The problem
Extract every line of the material that holds the string "start".

----- Data entries -----

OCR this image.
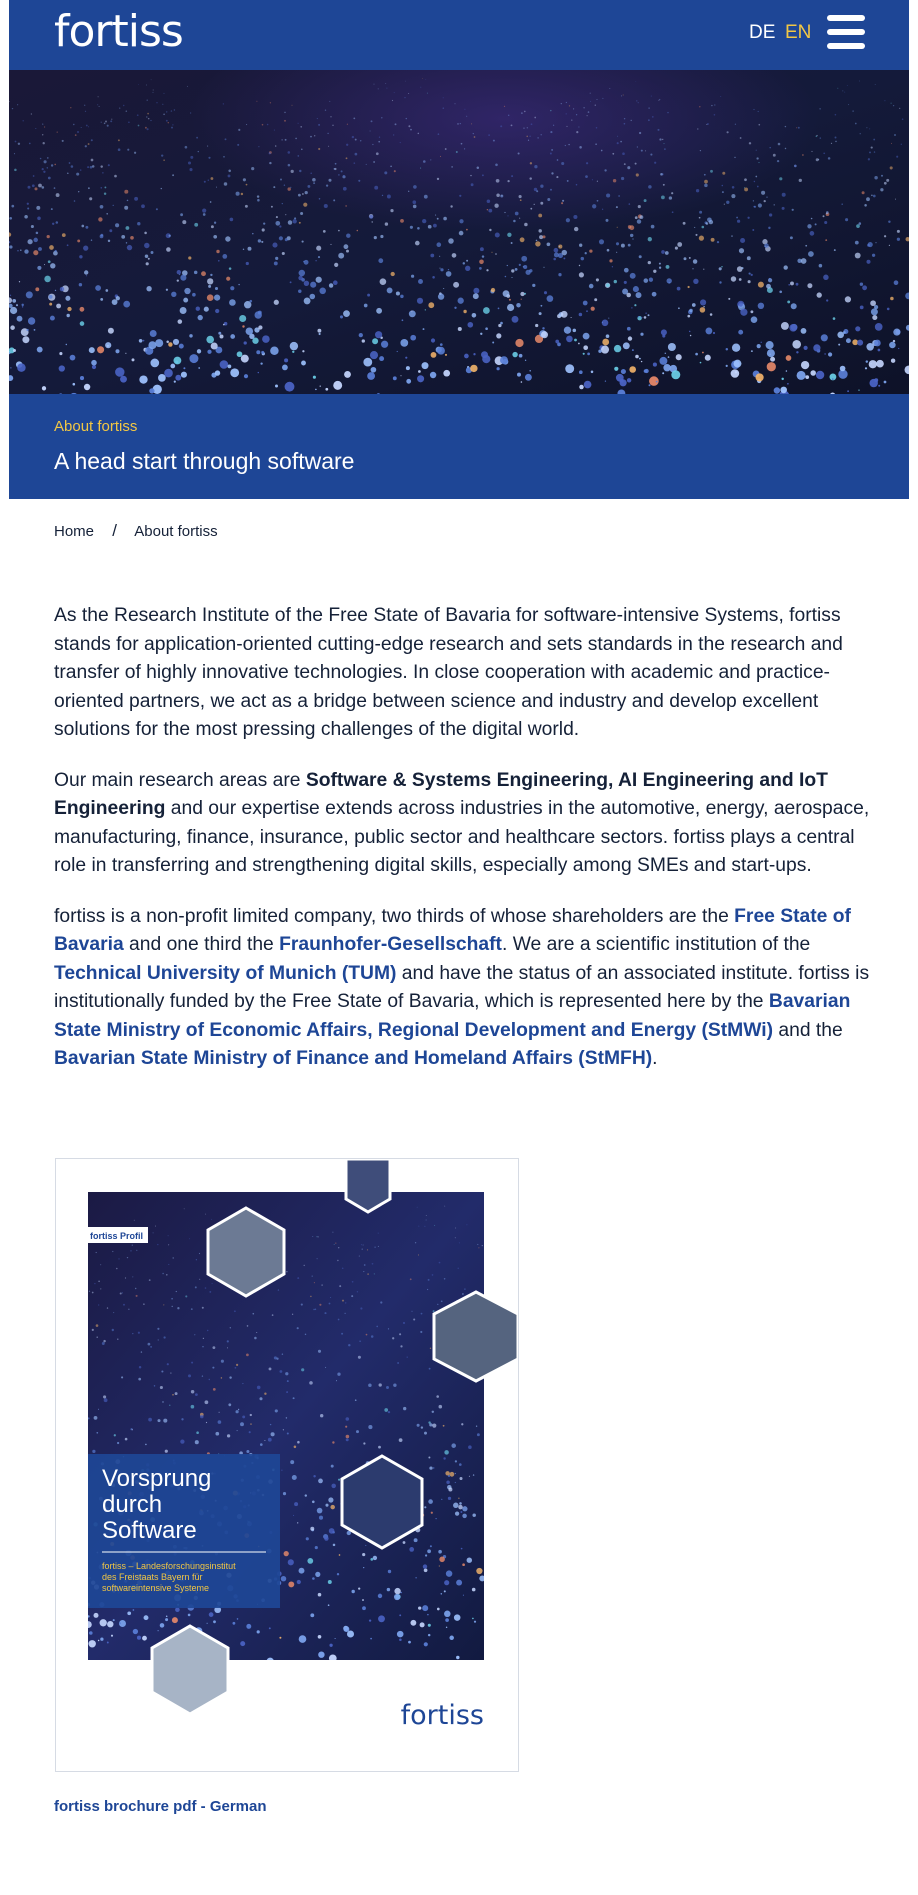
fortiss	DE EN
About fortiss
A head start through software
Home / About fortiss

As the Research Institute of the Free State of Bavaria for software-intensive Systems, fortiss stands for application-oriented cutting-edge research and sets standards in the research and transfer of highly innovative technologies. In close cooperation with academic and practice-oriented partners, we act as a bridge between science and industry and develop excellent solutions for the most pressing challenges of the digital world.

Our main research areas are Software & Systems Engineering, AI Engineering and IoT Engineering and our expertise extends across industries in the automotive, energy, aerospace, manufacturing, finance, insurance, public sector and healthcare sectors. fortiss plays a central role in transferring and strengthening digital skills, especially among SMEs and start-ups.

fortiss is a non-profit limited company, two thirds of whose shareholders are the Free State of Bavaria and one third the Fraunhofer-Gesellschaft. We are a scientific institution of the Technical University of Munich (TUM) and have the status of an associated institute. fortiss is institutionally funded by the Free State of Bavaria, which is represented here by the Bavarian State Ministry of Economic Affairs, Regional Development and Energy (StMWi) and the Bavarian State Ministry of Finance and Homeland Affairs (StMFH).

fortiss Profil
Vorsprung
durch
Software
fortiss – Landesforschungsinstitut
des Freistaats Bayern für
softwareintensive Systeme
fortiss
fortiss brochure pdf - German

-----

Solution
A head start through software
Our main research areas are Software & Systems Engineering, AI Engineering and IoT Engineering and our expertise extends across industries in the automotive, energy, aerospace, manufacturing, finance, insurance, public sector and healthcare sectors. fortiss plays a central role in transferring and strengthening digital skills, especially among SMEs and start-ups.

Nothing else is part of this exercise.